━━━ Dataset excerpts ━━━
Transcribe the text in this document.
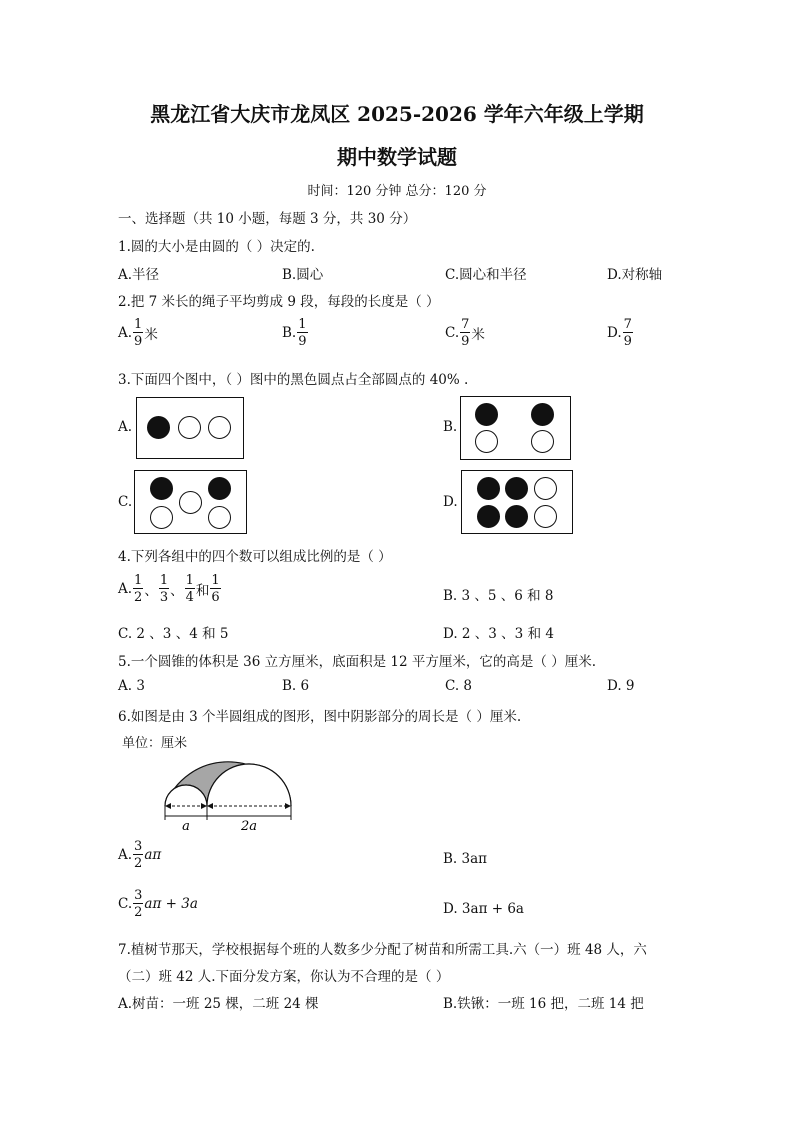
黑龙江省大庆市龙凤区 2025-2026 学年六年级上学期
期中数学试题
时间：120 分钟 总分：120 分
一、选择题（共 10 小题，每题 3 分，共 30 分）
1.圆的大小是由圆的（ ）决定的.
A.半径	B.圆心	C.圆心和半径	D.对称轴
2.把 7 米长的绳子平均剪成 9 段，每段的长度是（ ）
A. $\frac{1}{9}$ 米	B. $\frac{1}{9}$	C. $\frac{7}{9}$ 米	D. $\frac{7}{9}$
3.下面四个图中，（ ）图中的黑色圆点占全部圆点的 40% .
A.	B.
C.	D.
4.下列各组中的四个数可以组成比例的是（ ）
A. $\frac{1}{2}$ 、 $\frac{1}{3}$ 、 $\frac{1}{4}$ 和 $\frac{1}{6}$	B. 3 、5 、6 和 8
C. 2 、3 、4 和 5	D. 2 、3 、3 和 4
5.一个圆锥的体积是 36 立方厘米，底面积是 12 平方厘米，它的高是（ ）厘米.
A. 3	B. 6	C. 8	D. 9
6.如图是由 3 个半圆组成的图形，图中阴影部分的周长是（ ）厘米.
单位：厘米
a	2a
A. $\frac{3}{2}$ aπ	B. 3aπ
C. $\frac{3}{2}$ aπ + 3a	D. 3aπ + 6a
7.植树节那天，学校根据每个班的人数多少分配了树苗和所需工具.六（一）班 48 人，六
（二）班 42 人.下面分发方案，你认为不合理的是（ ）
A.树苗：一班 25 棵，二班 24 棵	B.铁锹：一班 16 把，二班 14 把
━━━
━━━ Dataset excerpts ━━━
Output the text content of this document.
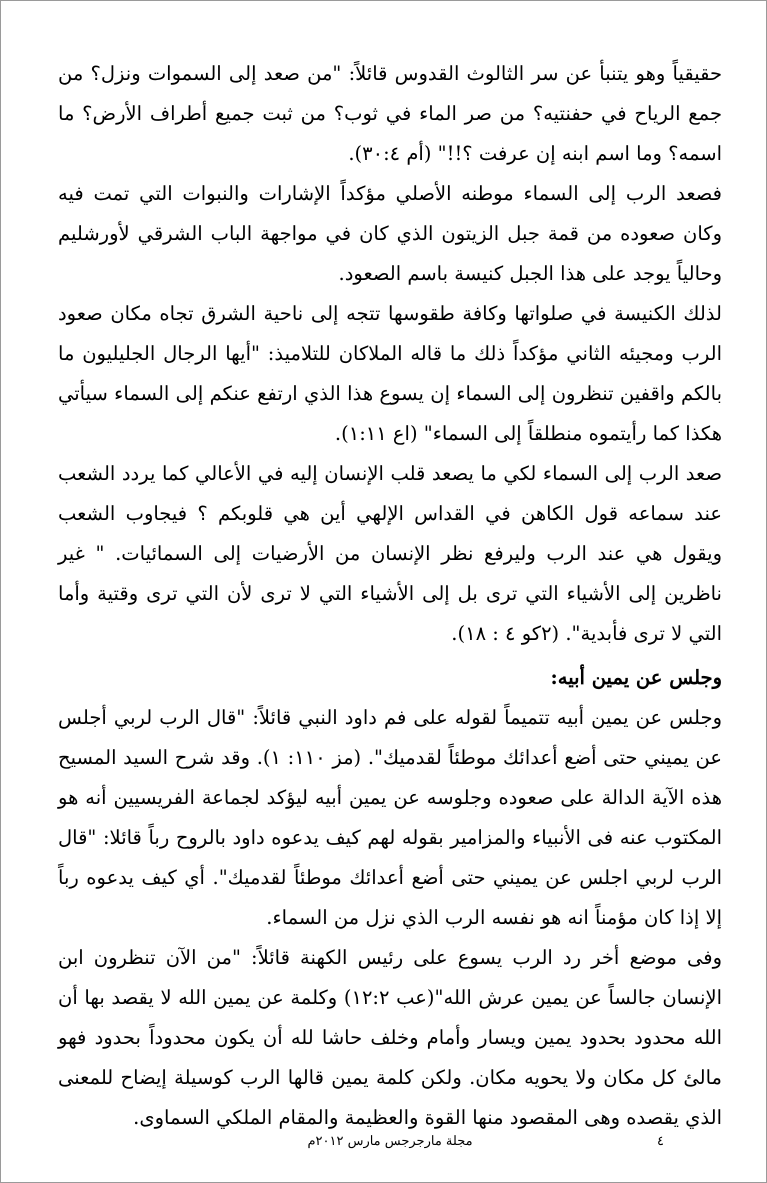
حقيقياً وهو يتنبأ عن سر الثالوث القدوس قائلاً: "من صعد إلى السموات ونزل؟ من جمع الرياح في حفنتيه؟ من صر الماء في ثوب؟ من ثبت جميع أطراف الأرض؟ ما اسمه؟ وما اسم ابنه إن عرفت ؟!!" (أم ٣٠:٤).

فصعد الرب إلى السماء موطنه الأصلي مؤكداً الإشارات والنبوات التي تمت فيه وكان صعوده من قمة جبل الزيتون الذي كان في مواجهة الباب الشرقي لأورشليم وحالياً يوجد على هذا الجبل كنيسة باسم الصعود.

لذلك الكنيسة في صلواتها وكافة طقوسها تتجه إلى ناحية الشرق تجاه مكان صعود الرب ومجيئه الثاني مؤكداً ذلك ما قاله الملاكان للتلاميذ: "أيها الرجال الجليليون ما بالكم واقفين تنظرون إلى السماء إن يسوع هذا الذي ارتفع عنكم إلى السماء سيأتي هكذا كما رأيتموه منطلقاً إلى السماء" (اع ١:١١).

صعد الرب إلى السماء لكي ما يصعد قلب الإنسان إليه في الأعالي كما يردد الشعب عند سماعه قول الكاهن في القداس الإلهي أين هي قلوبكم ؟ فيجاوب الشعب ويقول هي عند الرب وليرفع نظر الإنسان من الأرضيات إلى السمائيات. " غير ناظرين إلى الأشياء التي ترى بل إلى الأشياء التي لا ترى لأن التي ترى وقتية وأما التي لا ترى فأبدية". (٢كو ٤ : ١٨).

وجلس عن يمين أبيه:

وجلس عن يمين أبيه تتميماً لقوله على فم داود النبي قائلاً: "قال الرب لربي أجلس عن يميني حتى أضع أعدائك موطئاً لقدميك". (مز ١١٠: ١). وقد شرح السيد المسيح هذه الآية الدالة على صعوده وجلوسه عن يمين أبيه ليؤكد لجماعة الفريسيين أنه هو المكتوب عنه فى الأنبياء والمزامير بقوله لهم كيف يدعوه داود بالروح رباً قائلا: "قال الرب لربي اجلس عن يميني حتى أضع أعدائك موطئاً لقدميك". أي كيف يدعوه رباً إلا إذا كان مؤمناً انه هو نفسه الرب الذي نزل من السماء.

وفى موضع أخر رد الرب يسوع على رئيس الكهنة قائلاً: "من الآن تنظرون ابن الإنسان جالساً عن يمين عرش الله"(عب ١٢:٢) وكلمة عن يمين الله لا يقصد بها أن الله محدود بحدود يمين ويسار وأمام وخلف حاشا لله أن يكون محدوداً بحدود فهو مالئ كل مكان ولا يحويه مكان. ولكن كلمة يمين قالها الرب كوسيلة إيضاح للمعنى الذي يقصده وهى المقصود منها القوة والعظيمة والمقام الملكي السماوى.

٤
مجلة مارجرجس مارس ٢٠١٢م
━━━
• _Given problem_: Look above for lines with the word "السماء" and copy them all.

• _Exercise output_:
فصعد الرب إلى السماء موطنه الأصلي مؤكداً الإشارات والنبوات التي تمت فيه وكان صعوده من قمة جبل الزيتون الذي كان في مواجهة الباب الشرقي لأورشليم وحالياً يوجد على هذا الجبل كنيسة باسم الصعود.
لذلك الكنيسة في صلواتها وكافة طقوسها تتجه إلى ناحية الشرق تجاه مكان صعود الرب ومجيئه الثاني مؤكداً ذلك ما قاله الملاكان للتلاميذ: "أيها الرجال الجليليون ما بالكم واقفين تنظرون إلى السماء إن يسوع هذا الذي ارتفع عنكم إلى السماء سيأتي هكذا كما رأيتموه منطلقاً إلى السماء" (اع ١:١١).
صعد الرب إلى السماء لكي ما يصعد قلب الإنسان إليه في الأعالي كما يردد الشعب عند سماعه قول الكاهن في القداس الإلهي أين هي قلوبكم ؟ فيجاوب الشعب ويقول هي عند الرب وليرفع نظر الإنسان من الأرضيات إلى السمائيات. " غير ناظرين إلى الأشياء التي ترى بل إلى الأشياء التي لا ترى لأن التي ترى وقتية وأما التي لا ترى فأبدية". (٢كو ٤ : ١٨).
وجلس عن يمين أبيه تتميماً لقوله على فم داود النبي قائلاً: "قال الرب لربي أجلس عن يميني حتى أضع أعدائك موطئاً لقدميك". (مز ١١٠: ١). وقد شرح السيد المسيح هذه الآية الدالة على صعوده وجلوسه عن يمين أبيه ليؤكد لجماعة الفريسيين أنه هو المكتوب عنه فى الأنبياء والمزامير بقوله لهم كيف يدعوه داود بالروح رباً قائلا: "قال الرب لربي اجلس عن يميني حتى أضع أعدائك موطئاً لقدميك". أي كيف يدعوه رباً إلا إذا كان مؤمناً انه هو نفسه الرب الذي نزل من السماء.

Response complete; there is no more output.